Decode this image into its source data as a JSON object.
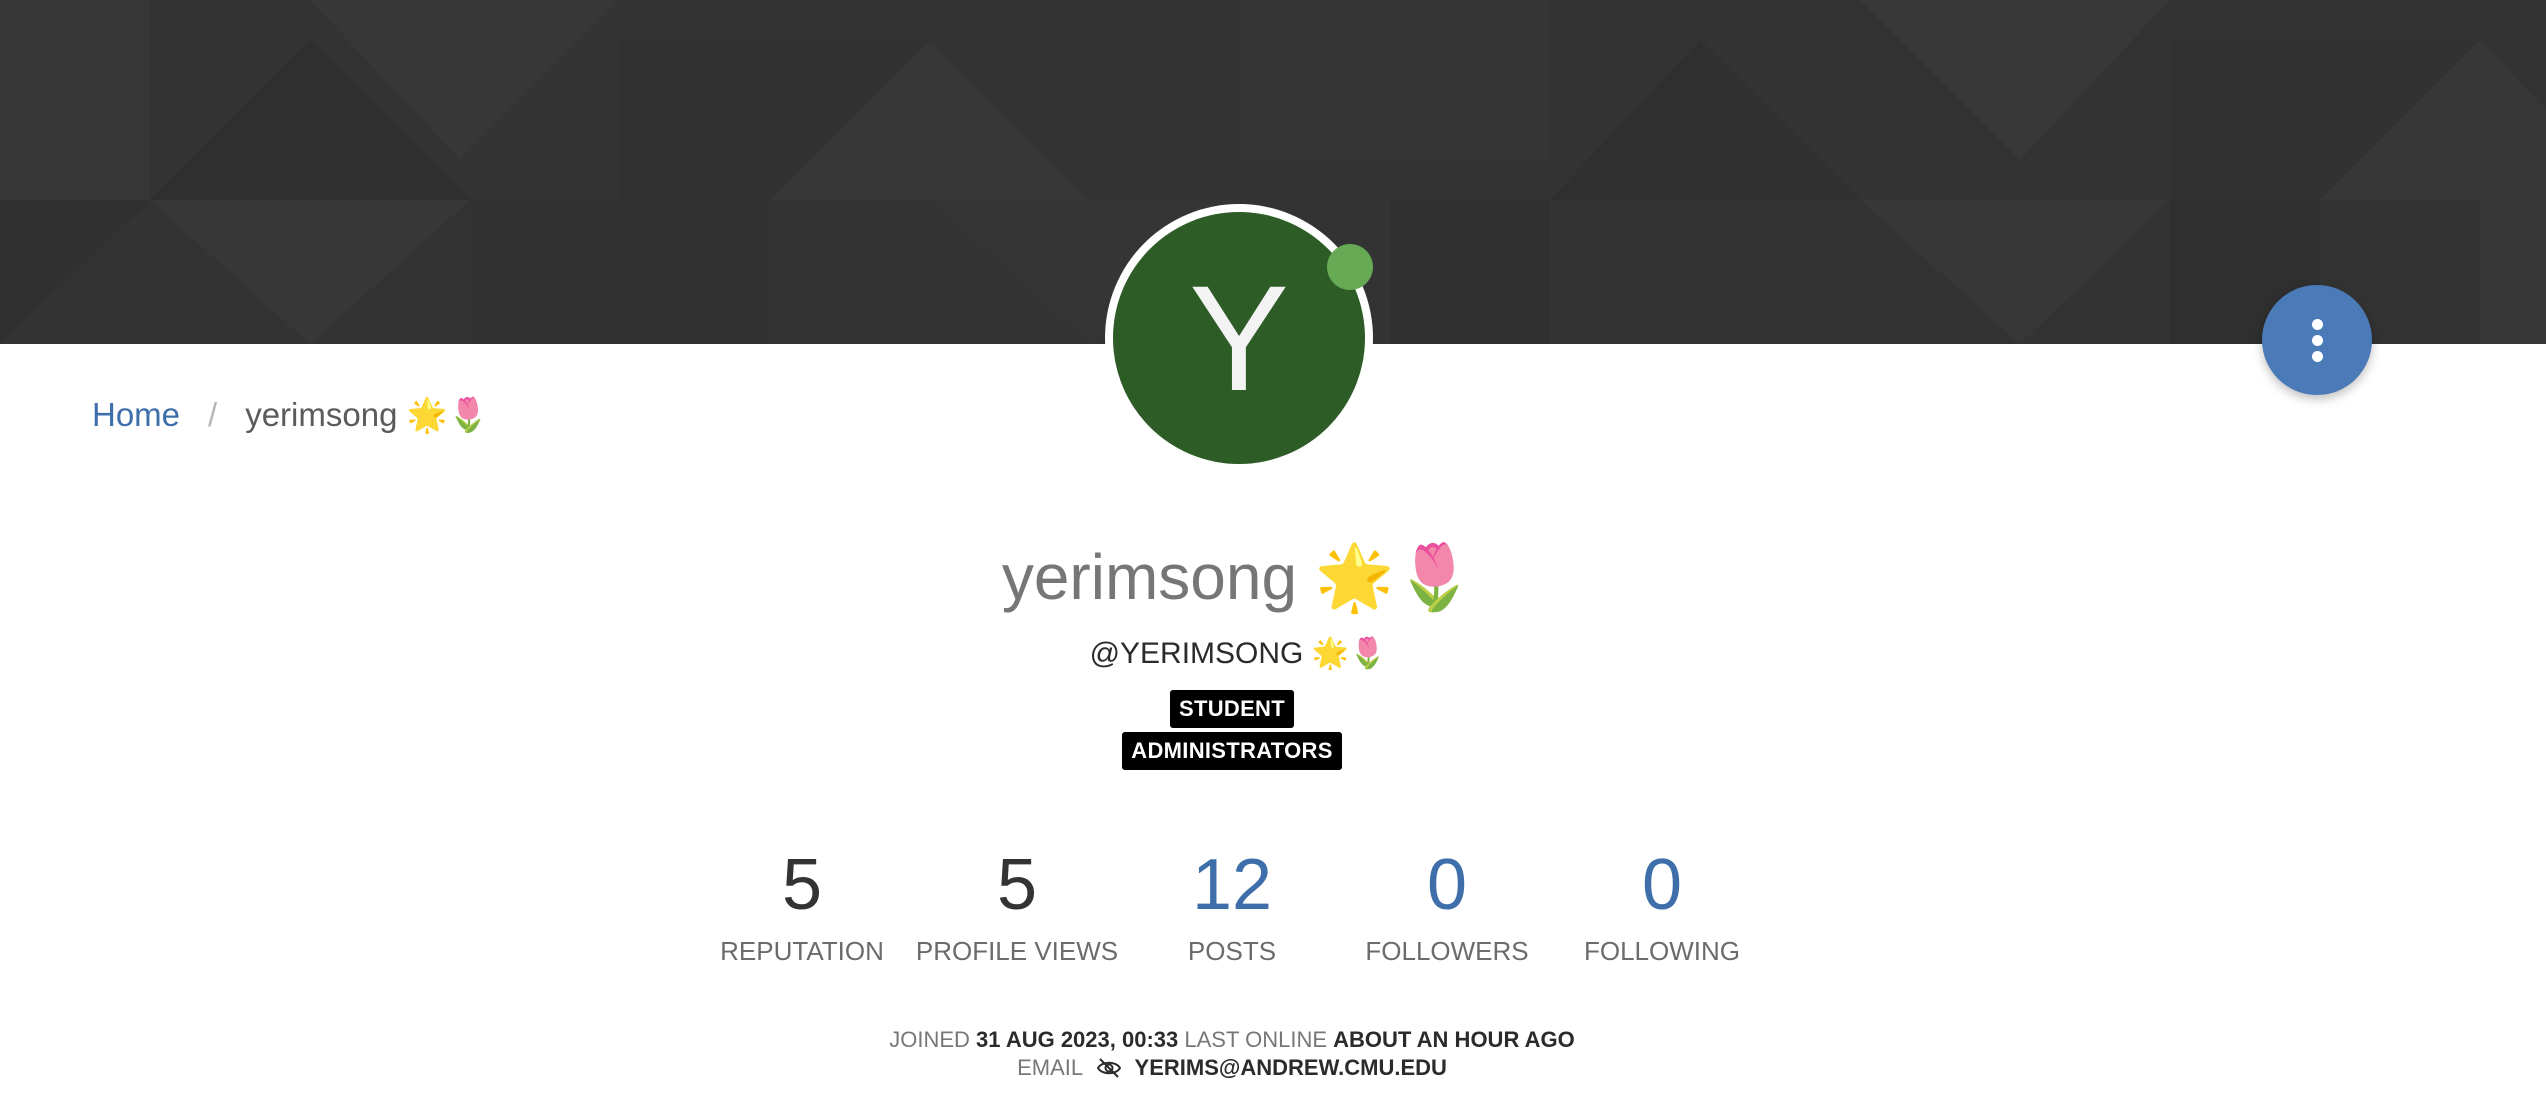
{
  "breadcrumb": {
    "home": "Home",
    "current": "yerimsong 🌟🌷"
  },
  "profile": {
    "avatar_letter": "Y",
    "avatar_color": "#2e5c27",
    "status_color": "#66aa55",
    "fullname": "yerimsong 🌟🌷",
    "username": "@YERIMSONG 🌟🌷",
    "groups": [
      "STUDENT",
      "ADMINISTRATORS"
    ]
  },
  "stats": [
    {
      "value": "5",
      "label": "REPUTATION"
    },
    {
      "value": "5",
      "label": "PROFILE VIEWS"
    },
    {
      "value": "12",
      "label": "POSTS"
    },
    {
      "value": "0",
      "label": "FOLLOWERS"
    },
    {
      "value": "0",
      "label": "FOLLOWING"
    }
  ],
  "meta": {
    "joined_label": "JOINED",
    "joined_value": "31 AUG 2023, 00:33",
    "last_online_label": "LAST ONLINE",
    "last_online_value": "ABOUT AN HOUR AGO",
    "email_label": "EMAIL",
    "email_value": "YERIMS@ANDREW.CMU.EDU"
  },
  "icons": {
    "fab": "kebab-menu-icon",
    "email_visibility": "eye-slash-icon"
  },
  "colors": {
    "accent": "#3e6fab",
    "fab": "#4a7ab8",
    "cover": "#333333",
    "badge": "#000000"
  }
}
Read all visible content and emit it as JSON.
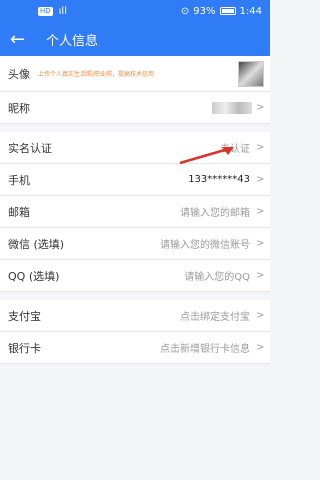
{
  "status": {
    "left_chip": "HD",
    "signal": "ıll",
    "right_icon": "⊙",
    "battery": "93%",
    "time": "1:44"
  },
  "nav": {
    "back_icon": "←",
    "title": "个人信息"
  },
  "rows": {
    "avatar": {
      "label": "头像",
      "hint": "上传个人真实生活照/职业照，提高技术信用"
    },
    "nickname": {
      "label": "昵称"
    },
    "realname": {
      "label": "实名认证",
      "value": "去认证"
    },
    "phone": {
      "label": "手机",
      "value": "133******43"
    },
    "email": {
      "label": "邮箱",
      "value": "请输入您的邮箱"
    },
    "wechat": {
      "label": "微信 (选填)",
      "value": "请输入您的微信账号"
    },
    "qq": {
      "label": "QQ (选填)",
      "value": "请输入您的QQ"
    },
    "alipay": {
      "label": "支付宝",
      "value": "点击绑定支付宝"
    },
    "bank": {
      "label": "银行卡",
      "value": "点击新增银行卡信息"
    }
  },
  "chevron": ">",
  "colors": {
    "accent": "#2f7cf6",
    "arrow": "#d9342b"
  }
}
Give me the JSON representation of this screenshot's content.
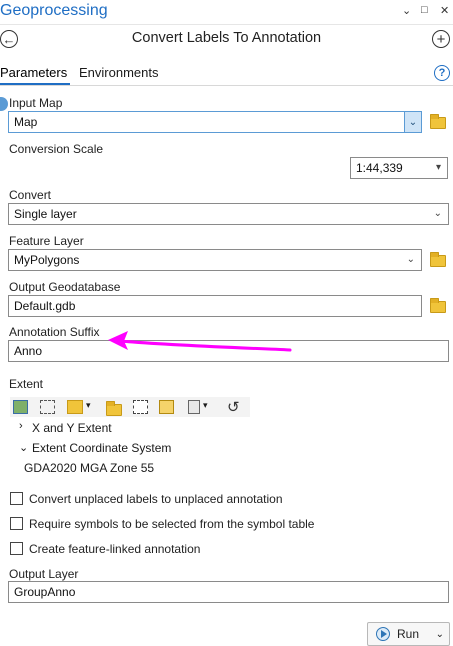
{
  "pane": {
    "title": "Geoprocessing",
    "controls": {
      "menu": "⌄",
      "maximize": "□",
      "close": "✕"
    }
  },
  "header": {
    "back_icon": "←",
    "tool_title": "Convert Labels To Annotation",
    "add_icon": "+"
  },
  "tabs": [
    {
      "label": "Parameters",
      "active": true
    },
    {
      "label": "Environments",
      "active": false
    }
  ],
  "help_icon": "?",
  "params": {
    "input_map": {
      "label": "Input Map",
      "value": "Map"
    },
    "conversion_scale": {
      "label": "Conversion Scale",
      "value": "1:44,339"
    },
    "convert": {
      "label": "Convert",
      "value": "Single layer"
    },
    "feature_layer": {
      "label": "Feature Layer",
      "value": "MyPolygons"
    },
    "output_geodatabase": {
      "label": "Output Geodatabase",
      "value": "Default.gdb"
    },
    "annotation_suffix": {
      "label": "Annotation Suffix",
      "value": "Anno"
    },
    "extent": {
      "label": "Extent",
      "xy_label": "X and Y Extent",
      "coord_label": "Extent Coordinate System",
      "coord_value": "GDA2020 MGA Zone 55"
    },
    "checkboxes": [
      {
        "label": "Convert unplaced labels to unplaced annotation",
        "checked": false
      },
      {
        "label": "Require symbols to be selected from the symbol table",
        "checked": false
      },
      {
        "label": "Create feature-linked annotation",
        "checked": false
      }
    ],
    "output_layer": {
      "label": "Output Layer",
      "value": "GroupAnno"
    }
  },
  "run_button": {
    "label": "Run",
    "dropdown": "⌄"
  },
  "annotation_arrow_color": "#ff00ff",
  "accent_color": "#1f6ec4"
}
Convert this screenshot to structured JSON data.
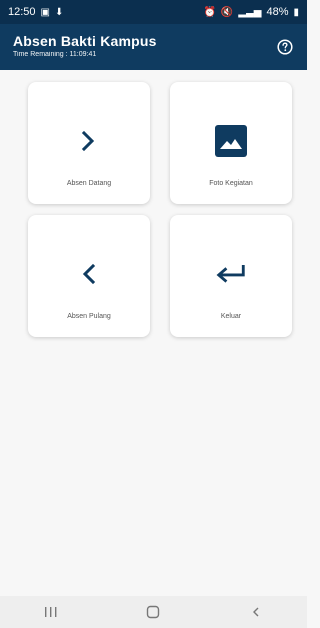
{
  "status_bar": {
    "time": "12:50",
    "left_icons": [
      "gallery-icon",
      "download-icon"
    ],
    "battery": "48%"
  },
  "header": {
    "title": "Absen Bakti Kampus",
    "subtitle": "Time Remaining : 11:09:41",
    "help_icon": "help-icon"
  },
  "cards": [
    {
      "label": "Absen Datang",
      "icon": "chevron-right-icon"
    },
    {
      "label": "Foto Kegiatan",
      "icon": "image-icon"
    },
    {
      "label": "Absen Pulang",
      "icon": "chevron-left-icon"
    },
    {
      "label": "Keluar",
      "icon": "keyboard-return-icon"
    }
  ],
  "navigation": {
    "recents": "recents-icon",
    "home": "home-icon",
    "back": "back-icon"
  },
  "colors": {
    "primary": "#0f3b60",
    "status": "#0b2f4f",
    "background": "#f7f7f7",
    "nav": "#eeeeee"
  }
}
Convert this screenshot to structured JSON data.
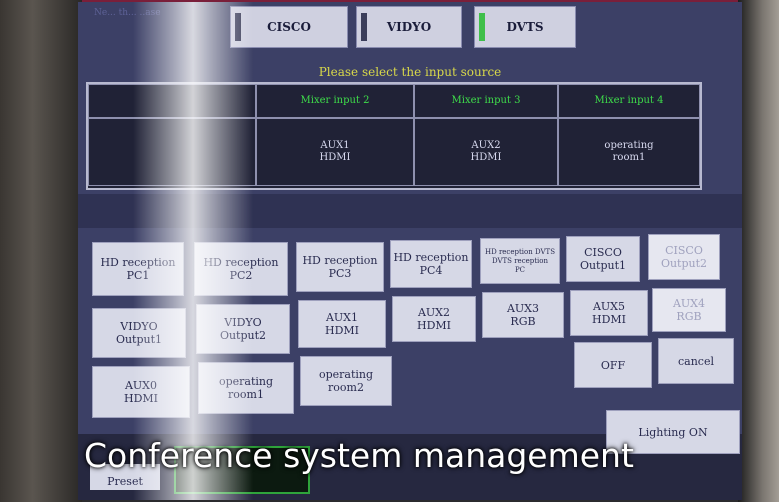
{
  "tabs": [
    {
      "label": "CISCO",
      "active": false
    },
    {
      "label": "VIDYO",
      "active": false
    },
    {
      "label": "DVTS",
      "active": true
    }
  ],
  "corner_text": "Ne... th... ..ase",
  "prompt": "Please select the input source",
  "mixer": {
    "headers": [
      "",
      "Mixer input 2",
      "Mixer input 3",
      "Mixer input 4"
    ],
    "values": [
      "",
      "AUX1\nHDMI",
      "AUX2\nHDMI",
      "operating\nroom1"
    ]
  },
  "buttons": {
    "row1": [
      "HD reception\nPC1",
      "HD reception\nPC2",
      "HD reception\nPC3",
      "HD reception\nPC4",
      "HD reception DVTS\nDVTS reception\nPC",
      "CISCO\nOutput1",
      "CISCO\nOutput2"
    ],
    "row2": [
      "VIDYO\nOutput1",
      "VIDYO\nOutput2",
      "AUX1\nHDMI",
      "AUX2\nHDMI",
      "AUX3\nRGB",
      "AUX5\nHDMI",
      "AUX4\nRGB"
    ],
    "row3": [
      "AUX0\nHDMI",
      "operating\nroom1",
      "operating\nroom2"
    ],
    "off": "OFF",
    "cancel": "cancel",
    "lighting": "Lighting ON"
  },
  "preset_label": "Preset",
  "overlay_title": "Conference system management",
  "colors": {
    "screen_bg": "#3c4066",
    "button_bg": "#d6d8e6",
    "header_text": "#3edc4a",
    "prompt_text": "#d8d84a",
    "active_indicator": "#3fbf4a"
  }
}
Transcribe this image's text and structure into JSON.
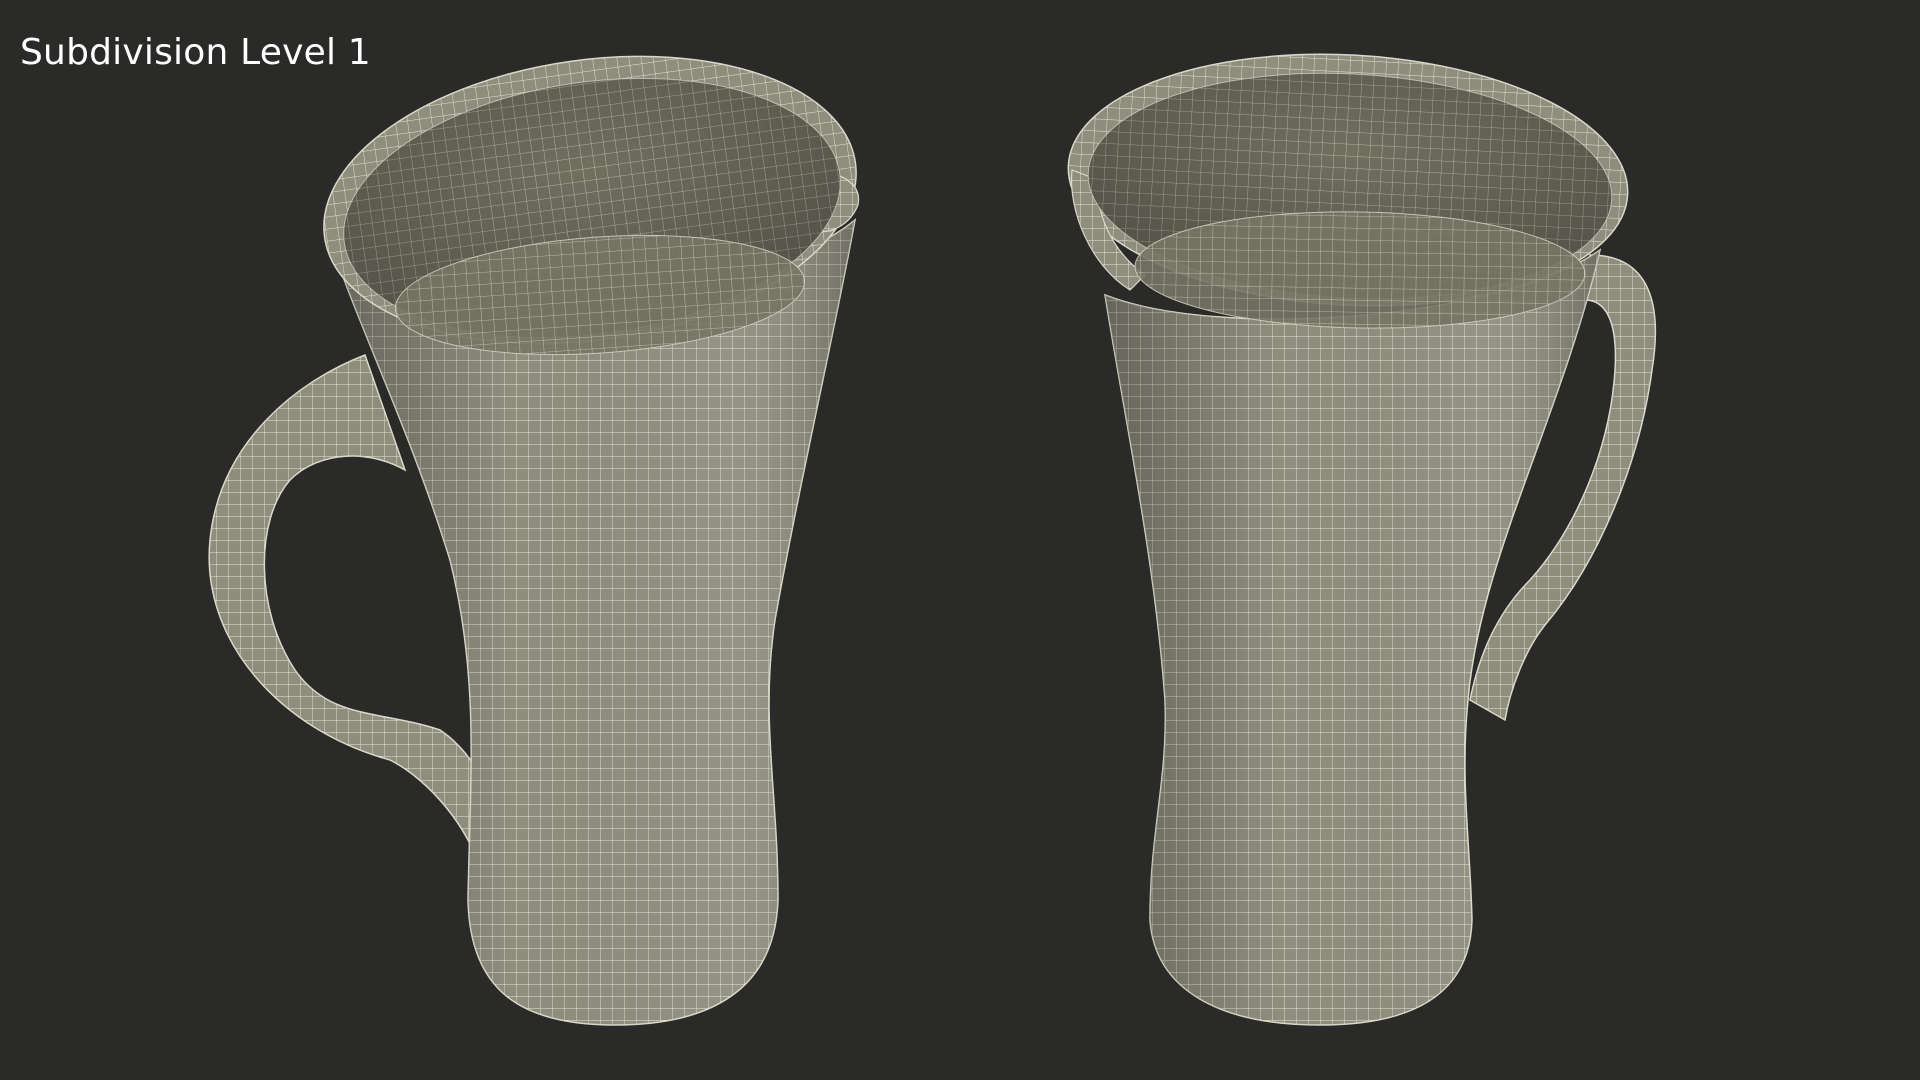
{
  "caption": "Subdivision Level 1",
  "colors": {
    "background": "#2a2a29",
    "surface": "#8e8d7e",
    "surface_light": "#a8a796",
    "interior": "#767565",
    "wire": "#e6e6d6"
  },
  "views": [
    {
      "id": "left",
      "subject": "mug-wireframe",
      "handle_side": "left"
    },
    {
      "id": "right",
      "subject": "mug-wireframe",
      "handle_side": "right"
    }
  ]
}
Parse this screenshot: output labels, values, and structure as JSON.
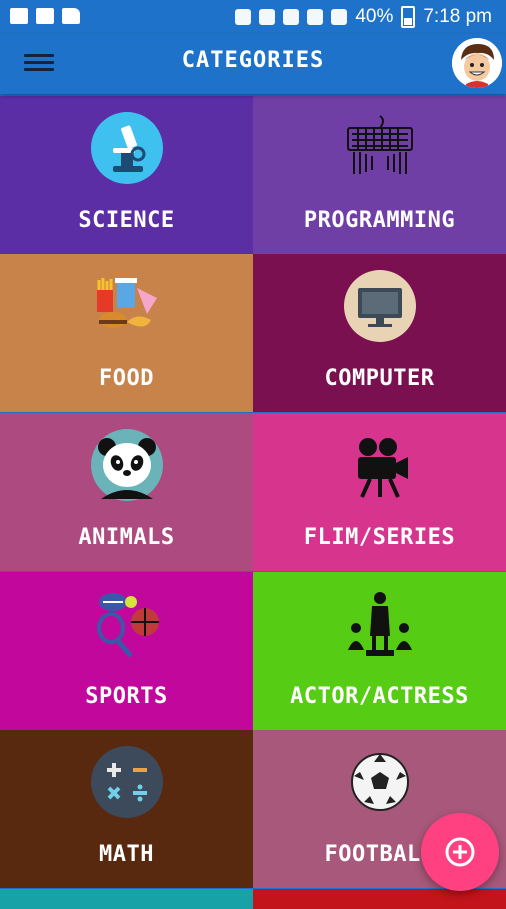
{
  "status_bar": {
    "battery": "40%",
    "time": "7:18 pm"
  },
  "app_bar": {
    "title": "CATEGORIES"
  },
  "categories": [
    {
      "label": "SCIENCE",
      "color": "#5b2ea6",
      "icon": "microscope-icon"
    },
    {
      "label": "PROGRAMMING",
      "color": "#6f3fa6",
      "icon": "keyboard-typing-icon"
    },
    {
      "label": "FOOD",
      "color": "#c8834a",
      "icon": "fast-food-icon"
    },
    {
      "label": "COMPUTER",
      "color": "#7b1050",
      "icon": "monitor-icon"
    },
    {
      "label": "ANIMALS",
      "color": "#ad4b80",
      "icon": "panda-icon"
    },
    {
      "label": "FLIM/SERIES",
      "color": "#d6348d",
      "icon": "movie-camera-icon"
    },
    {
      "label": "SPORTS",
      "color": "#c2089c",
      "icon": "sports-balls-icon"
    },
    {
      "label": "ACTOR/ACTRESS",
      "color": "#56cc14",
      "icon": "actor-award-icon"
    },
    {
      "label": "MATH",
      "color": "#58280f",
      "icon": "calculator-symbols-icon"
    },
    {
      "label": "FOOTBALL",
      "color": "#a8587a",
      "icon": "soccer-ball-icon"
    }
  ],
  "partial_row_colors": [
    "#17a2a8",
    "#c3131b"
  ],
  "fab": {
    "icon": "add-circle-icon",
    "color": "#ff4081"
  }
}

════════════════════

_Exercise prompt_
Across the entries, how many lines contain "CISCO"? Reply with the number only.

_Written response_
3